Instruction: Search the records that follow and extract every line containing the string "name".

Stored records:
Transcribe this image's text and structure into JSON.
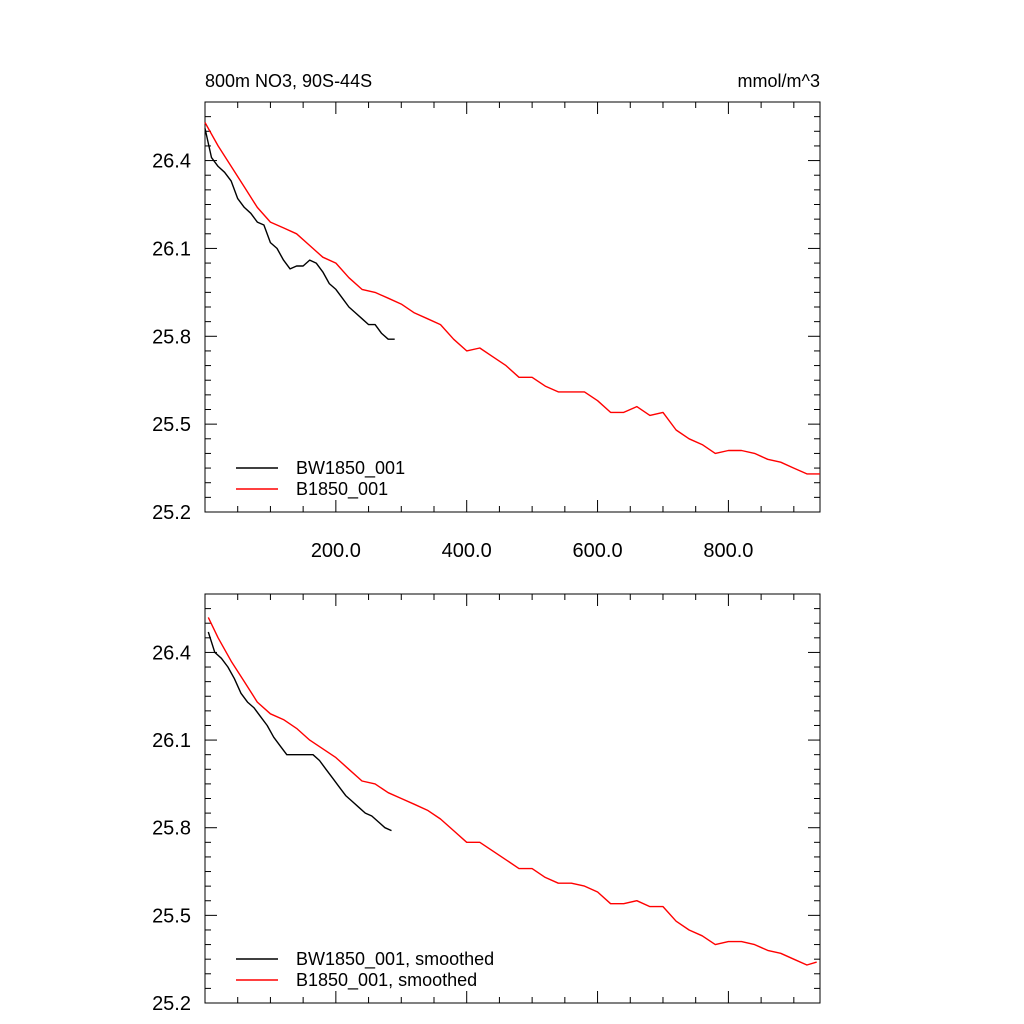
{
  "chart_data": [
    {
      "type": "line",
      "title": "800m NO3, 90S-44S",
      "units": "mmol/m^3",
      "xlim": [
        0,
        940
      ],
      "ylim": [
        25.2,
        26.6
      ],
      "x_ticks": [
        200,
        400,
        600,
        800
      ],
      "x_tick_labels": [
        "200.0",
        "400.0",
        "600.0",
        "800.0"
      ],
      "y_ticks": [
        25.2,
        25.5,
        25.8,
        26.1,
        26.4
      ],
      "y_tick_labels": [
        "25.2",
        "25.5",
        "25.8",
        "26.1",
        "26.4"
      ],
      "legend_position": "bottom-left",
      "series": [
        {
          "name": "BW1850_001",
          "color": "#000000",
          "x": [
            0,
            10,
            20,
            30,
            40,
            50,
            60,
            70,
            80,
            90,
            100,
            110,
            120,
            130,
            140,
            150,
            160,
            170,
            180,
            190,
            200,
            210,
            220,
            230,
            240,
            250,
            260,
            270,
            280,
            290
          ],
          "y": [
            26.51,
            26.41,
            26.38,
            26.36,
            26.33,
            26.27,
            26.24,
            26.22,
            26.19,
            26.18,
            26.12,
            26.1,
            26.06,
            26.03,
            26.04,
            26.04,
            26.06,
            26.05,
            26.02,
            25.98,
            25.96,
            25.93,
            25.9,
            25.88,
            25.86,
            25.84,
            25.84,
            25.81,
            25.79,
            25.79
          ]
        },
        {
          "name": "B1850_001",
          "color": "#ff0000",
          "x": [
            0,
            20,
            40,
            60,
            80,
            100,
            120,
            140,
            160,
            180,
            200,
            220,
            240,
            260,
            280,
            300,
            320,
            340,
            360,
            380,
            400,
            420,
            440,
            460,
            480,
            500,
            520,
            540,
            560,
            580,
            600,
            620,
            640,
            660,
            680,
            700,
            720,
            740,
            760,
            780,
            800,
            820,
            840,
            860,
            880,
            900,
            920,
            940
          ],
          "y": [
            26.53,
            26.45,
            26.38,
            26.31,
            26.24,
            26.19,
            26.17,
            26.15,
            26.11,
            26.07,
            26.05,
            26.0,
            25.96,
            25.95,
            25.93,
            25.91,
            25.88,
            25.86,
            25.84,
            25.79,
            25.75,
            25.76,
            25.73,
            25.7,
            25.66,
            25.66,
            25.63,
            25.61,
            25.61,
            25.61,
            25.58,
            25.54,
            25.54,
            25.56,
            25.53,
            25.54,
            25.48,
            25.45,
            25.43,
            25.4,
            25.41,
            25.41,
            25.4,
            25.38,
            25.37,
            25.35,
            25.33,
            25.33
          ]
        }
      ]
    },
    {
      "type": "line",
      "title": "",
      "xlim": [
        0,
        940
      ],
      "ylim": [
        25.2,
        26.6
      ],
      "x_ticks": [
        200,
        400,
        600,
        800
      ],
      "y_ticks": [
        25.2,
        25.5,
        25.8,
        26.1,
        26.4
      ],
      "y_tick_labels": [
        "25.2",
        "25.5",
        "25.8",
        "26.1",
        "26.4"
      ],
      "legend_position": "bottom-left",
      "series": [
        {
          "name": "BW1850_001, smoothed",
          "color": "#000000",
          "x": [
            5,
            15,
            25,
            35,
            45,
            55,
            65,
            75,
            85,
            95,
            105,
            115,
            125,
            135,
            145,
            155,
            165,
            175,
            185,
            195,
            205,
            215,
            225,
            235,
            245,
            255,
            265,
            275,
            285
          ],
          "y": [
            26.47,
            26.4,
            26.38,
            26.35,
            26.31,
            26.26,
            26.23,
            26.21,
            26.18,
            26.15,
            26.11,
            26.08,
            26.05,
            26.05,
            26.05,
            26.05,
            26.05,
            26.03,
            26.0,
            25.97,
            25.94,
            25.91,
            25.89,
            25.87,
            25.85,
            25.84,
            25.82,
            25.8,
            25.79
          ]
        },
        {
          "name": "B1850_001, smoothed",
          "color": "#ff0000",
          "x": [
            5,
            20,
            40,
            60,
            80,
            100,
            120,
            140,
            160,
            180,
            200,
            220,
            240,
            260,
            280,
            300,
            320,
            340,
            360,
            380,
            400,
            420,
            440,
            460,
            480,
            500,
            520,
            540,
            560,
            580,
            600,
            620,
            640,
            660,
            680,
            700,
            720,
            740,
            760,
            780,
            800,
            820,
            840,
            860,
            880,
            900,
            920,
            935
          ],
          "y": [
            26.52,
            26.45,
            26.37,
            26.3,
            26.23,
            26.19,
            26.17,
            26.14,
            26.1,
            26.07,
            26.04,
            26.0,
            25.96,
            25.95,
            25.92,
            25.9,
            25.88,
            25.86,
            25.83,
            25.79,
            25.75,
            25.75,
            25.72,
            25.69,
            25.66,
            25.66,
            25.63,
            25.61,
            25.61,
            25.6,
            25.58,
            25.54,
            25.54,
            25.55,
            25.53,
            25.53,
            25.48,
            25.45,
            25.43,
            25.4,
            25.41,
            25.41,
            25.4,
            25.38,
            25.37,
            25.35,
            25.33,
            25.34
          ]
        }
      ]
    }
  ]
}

The solution:
          "name": "BW1850_001",
          "name": "B1850_001",
          "name": "BW1850_001, smoothed",
          "name": "B1850_001, smoothed",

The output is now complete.